↓↓↓

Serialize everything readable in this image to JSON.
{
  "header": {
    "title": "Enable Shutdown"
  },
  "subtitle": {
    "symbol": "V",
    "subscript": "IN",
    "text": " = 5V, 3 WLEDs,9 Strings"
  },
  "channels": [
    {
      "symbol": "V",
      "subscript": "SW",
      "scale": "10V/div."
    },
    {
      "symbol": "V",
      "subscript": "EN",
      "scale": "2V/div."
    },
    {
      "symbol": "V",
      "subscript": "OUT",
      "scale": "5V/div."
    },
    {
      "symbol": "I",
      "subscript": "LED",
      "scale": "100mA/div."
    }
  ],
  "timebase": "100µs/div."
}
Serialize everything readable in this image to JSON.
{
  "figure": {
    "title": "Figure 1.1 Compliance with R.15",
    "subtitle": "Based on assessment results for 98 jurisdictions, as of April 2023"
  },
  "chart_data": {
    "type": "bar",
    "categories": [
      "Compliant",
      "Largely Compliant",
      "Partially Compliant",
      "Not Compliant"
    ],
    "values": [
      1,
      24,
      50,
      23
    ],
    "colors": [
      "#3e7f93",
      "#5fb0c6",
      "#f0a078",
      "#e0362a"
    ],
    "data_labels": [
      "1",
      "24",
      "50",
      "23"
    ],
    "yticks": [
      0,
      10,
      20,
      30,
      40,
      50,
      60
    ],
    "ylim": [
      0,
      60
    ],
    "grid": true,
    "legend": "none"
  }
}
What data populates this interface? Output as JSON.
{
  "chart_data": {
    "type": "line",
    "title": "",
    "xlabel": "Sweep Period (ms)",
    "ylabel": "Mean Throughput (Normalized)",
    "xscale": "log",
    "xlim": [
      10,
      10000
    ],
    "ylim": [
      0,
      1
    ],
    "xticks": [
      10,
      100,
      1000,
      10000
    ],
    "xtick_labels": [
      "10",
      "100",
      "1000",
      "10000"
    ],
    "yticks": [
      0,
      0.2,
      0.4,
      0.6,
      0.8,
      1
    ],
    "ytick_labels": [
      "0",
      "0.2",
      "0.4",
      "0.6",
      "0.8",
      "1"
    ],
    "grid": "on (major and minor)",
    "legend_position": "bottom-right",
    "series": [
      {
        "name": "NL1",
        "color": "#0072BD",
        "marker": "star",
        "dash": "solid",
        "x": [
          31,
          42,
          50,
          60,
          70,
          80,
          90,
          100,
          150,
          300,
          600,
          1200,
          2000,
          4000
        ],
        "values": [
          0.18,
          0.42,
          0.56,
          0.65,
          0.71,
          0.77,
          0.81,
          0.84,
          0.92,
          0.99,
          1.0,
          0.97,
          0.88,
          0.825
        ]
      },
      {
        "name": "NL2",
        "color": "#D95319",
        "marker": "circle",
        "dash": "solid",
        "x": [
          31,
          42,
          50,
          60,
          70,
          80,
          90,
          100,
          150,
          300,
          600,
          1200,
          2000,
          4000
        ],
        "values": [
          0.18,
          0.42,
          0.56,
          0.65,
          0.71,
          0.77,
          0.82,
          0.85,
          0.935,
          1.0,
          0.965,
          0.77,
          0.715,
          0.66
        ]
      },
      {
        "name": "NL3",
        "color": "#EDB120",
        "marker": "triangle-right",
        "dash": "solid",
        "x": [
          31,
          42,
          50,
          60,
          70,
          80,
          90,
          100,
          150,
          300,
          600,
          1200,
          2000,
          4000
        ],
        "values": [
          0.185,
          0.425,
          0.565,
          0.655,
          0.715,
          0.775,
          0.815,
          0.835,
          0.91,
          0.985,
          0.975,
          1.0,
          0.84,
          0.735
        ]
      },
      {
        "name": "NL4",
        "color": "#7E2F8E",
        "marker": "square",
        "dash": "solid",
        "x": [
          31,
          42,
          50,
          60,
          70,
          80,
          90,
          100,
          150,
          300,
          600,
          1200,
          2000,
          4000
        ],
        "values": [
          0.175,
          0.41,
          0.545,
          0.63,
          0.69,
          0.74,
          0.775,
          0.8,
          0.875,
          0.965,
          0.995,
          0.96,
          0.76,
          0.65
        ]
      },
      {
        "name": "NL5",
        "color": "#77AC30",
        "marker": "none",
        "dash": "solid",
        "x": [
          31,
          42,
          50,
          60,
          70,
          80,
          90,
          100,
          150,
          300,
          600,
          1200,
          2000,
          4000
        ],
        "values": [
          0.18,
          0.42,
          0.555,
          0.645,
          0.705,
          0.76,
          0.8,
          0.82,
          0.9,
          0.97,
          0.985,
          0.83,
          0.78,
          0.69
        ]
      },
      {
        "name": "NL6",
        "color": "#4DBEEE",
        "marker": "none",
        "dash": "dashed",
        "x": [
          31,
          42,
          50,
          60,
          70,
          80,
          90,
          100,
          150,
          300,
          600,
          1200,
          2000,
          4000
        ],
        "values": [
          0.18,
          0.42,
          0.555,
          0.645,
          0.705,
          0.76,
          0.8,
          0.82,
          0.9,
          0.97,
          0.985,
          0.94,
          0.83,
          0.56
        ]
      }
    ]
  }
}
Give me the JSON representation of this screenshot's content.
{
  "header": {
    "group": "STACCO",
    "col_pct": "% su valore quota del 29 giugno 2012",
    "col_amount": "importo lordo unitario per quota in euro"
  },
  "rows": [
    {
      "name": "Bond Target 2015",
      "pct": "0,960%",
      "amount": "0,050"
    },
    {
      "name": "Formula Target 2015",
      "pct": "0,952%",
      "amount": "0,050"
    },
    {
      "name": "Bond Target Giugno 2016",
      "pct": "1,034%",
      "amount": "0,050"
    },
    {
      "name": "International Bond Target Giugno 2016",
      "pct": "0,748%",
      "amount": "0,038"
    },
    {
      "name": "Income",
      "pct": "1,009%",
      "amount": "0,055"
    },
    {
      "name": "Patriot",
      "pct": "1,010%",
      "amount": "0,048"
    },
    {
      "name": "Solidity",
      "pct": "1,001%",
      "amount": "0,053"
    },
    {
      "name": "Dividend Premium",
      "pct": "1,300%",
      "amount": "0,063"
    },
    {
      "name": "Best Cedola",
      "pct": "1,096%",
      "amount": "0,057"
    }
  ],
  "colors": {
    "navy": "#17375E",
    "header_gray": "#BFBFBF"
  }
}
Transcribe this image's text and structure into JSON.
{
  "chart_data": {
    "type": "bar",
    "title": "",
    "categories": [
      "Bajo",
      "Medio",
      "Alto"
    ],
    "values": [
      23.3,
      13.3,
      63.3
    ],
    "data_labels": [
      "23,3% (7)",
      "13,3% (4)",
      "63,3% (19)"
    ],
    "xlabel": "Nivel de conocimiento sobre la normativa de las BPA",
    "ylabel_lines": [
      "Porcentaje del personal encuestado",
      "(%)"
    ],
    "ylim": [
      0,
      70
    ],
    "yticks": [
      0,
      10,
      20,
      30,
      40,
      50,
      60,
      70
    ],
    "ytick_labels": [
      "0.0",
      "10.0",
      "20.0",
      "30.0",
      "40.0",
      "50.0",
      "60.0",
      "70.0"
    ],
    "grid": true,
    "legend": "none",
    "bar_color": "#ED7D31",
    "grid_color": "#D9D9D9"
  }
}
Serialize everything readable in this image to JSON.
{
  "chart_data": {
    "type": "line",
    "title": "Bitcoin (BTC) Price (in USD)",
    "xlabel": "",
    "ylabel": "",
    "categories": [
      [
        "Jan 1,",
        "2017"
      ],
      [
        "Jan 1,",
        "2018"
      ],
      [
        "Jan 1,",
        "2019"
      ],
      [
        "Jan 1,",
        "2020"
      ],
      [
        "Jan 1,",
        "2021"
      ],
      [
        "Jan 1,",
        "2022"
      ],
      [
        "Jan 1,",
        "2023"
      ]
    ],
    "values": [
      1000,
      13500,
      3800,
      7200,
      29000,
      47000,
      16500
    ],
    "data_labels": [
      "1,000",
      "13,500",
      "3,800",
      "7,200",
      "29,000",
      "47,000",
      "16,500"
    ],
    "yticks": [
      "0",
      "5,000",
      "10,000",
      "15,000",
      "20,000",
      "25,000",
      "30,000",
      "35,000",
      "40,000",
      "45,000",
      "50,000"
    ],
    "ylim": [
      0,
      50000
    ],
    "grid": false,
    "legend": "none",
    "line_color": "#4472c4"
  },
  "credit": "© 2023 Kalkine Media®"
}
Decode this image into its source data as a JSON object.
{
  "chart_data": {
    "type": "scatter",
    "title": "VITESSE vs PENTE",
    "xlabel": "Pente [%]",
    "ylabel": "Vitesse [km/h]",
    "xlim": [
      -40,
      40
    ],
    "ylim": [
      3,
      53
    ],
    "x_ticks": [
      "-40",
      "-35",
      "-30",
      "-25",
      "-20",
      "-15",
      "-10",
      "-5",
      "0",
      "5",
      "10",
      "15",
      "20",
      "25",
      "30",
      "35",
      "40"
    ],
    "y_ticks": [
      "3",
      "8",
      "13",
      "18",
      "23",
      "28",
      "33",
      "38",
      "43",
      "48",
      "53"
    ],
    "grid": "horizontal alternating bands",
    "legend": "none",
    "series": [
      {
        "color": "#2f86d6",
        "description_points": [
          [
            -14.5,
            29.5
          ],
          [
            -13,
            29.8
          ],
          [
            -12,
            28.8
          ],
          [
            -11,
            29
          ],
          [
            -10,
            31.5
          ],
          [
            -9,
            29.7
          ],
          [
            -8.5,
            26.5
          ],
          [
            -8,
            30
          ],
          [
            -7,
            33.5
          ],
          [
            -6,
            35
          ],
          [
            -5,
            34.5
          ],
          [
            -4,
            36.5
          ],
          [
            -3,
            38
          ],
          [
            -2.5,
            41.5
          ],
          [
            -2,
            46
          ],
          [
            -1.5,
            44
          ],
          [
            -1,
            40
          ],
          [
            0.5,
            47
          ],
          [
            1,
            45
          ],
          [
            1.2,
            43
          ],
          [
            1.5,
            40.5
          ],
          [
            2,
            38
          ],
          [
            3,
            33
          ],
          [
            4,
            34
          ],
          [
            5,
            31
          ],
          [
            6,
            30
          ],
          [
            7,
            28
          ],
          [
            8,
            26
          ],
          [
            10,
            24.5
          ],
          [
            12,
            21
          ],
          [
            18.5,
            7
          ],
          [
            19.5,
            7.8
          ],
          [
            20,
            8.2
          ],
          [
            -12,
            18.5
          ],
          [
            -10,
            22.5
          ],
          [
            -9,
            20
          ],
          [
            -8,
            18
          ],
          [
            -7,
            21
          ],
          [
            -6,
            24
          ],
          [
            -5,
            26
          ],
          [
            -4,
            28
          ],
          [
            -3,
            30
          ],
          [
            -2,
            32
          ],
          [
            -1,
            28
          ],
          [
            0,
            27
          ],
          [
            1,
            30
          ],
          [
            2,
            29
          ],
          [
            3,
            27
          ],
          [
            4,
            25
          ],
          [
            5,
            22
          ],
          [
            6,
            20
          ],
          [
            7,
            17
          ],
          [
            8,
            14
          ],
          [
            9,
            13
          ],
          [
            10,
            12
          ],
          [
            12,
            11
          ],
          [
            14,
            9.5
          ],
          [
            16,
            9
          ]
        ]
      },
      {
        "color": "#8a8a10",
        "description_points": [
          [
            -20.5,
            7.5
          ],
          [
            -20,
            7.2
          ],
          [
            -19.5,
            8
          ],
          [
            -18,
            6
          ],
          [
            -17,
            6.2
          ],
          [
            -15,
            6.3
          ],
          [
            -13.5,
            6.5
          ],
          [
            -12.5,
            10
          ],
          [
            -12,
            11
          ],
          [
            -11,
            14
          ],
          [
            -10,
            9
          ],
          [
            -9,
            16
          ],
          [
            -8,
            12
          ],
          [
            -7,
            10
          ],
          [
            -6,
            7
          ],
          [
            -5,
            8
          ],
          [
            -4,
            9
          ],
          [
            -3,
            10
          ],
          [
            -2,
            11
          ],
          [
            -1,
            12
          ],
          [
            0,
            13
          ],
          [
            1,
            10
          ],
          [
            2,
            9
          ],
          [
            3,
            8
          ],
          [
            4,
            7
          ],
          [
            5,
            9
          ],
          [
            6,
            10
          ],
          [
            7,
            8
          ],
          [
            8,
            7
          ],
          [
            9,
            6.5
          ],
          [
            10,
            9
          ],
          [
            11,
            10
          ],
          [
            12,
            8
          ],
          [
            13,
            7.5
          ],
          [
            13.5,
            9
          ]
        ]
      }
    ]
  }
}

↑↑↑

Search the records for the word "Target" and copy every line where it occurs.

■ Solved problem
      "name": "Bond Target 2015",
      "name": "Formula Target 2015",
      "name": "Bond Target Giugno 2016",
      "name": "International Bond Target Giugno 2016",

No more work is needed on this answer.